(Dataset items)
───

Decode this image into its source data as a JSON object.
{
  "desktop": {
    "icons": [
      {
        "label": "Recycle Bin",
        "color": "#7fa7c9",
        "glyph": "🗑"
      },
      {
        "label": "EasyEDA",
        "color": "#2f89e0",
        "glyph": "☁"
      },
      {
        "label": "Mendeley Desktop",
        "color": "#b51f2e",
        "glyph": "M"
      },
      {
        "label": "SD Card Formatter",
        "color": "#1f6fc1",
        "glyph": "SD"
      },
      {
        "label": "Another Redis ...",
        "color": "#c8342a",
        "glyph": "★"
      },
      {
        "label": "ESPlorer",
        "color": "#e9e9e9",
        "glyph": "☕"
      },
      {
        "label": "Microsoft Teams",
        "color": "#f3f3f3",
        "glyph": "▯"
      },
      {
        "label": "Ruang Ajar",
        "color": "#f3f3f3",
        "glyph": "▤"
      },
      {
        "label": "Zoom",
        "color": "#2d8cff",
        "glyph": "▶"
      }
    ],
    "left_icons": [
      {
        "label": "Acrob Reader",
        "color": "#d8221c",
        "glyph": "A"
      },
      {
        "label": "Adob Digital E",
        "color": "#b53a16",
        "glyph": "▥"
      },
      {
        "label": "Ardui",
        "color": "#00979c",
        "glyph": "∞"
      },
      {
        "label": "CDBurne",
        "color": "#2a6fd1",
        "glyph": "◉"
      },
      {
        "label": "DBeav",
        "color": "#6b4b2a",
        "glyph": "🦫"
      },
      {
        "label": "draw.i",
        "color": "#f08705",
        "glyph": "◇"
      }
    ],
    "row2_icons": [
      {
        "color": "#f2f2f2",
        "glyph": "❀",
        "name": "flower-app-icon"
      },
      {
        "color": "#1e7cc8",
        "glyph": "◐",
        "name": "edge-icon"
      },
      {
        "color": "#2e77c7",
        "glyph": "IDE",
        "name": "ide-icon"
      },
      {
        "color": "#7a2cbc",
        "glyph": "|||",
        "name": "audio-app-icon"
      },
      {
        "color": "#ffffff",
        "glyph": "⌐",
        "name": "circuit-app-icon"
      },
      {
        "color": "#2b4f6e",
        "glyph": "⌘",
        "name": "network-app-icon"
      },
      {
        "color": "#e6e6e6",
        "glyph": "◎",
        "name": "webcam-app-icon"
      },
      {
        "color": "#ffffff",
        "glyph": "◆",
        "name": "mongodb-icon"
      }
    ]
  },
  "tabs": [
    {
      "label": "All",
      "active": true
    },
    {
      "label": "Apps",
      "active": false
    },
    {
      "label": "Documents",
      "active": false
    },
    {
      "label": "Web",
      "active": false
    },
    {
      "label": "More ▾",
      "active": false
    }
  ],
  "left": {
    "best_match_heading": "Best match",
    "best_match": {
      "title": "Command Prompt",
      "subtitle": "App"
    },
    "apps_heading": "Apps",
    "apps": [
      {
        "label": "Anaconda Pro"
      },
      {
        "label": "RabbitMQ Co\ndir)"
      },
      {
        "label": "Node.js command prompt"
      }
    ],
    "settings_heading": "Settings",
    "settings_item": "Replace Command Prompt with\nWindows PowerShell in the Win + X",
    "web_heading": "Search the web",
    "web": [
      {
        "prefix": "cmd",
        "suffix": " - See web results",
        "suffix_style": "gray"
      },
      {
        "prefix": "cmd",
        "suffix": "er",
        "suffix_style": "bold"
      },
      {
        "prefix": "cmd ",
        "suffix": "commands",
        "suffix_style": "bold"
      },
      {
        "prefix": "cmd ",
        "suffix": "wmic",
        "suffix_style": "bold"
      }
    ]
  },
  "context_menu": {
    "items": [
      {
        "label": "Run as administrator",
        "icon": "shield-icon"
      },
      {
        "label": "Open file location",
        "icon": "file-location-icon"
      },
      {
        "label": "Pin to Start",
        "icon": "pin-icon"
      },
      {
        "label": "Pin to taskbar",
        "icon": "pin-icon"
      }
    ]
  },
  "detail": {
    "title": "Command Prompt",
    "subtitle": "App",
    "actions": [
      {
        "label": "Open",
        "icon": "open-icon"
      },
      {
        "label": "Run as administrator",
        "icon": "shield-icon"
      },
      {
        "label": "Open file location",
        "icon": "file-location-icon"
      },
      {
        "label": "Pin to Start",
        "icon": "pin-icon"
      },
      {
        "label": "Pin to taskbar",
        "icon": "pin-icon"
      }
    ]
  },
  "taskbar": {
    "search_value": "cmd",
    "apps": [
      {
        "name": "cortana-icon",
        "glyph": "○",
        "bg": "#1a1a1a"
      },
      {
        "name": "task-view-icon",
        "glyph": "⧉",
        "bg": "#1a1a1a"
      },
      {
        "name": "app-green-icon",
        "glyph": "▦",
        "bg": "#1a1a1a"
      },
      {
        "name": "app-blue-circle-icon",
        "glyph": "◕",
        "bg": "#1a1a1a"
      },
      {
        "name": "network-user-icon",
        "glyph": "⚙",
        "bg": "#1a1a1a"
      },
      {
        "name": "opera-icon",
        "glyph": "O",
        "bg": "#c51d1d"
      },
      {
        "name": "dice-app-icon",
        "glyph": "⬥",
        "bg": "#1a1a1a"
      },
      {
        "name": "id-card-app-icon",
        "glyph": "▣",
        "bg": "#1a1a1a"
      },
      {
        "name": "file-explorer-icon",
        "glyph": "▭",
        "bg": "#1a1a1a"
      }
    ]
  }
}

───

Problem statement:
Set down all of the data above, word for word.

Exercise output:
Decode this image into its source data as a JSON object.
{
  "desktop": {
    "icons": [
      {
        "label": "Recycle Bin",
        "color": "#7fa7c9",
        "glyph": "🗑"
      },
      {
        "label": "EasyEDA",
        "color": "#2f89e0",
        "glyph": "☁"
      },
      {
        "label": "Mendeley Desktop",
        "color": "#b51f2e",
        "glyph": "M"
      },
      {
        "label": "SD Card Formatter",
        "color": "#1f6fc1",
        "glyph": "SD"
      },
      {
        "label": "Another Redis ...",
        "color": "#c8342a",
        "glyph": "★"
      },
      {
        "label": "ESPlorer",
        "color": "#e9e9e9",
        "glyph": "☕"
      },
      {
        "label": "Microsoft Teams",
        "color": "#f3f3f3",
        "glyph": "▯"
      },
      {
        "label": "Ruang Ajar",
        "color": "#f3f3f3",
        "glyph": "▤"
      },
      {
        "label": "Zoom",
        "color": "#2d8cff",
        "glyph": "▶"
      }
    ],
    "left_icons": [
      {
        "label": "Acrob Reader",
        "color": "#d8221c",
        "glyph": "A"
      },
      {
        "label": "Adob Digital E",
        "color": "#b53a16",
        "glyph": "▥"
      },
      {
        "label": "Ardui",
        "color": "#00979c",
        "glyph": "∞"
      },
      {
        "label": "CDBurne",
        "color": "#2a6fd1",
        "glyph": "◉"
      },
      {
        "label": "DBeav",
        "color": "#6b4b2a",
        "glyph": "🦫"
      },
      {
        "label": "draw.i",
        "color": "#f08705",
        "glyph": "◇"
      }
    ],
    "row2_icons": [
      {
        "color": "#f2f2f2",
        "glyph": "❀",
        "name": "flower-app-icon"
      },
      {
        "color": "#1e7cc8",
        "glyph": "◐",
        "name": "edge-icon"
      },
      {
        "color": "#2e77c7",
        "glyph": "IDE",
        "name": "ide-icon"
      },
      {
        "color": "#7a2cbc",
        "glyph": "|||",
        "name": "audio-app-icon"
      },
      {
        "color": "#ffffff",
        "glyph": "⌐",
        "name": "circuit-app-icon"
      },
      {
        "color": "#2b4f6e",
        "glyph": "⌘",
        "name": "network-app-icon"
      },
      {
        "color": "#e6e6e6",
        "glyph": "◎",
        "name": "webcam-app-icon"
      },
      {
        "color": "#ffffff",
        "glyph": "◆",
        "name": "mongodb-icon"
      }
    ]
  },
  "tabs": [
    {
      "label": "All",
      "active": true
    },
    {
      "label": "Apps",
      "active": false
    },
    {
      "label": "Documents",
      "active": false
    },
    {
      "label": "Web",
      "active": false
    },
    {
      "label": "More ▾",
      "active": false
    }
  ],
  "left": {
    "best_match_heading": "Best match",
    "best_match": {
      "title": "Command Prompt",
      "subtitle": "App"
    },
    "apps_heading": "Apps",
    "apps": [
      {
        "label": "Anaconda Pro"
      },
      {
        "label": "RabbitMQ Co\ndir)"
      },
      {
        "label": "Node.js command prompt"
      }
    ],
    "settings_heading": "Settings",
    "settings_item": "Replace Command Prompt with\nWindows PowerShell in the Win + X",
    "web_heading": "Search the web",
    "web": [
      {
        "prefix": "cmd",
        "suffix": " - See web results",
        "suffix_style": "gray"
      },
      {
        "prefix": "cmd",
        "suffix": "er",
        "suffix_style": "bold"
      },
      {
        "prefix": "cmd ",
        "suffix": "commands",
        "suffix_style": "bold"
      },
      {
        "prefix": "cmd ",
        "suffix": "wmic",
        "suffix_style": "bold"
      }
    ]
  },
  "context_menu": {
    "items": [
      {
        "label": "Run as administrator",
        "icon": "shield-icon"
      },
      {
        "label": "Open file location",
        "icon": "file-location-icon"
      },
      {
        "label": "Pin to Start",
        "icon": "pin-icon"
      },
      {
        "label": "Pin to taskbar",
        "icon": "pin-icon"
      }
    ]
  },
  "detail": {
    "title": "Command Prompt",
    "subtitle": "App",
    "actions": [
      {
        "label": "Open",
        "icon": "open-icon"
      },
      {
        "label": "Run as administrator",
        "icon": "shield-icon"
      },
      {
        "label": "Open file location",
        "icon": "file-location-icon"
      },
      {
        "label": "Pin to Start",
        "icon": "pin-icon"
      },
      {
        "label": "Pin to taskbar",
        "icon": "pin-icon"
      }
    ]
  },
  "taskbar": {
    "search_value": "cmd",
    "apps": [
      {
        "name": "cortana-icon",
        "glyph": "○",
        "bg": "#1a1a1a"
      },
      {
        "name": "task-view-icon",
        "glyph": "⧉",
        "bg": "#1a1a1a"
      },
      {
        "name": "app-green-icon",
        "glyph": "▦",
        "bg": "#1a1a1a"
      },
      {
        "name": "app-blue-circle-icon",
        "glyph": "◕",
        "bg": "#1a1a1a"
      },
      {
        "name": "network-user-icon",
        "glyph": "⚙",
        "bg": "#1a1a1a"
      },
      {
        "name": "opera-icon",
        "glyph": "O",
        "bg": "#c51d1d"
      },
      {
        "name": "dice-app-icon",
        "glyph": "⬥",
        "bg": "#1a1a1a"
      },
      {
        "name": "id-card-app-icon",
        "glyph": "▣",
        "bg": "#1a1a1a"
      },
      {
        "name": "file-explorer-icon",
        "glyph": "▭",
        "bg": "#1a1a1a"
      }
    ]
  }
}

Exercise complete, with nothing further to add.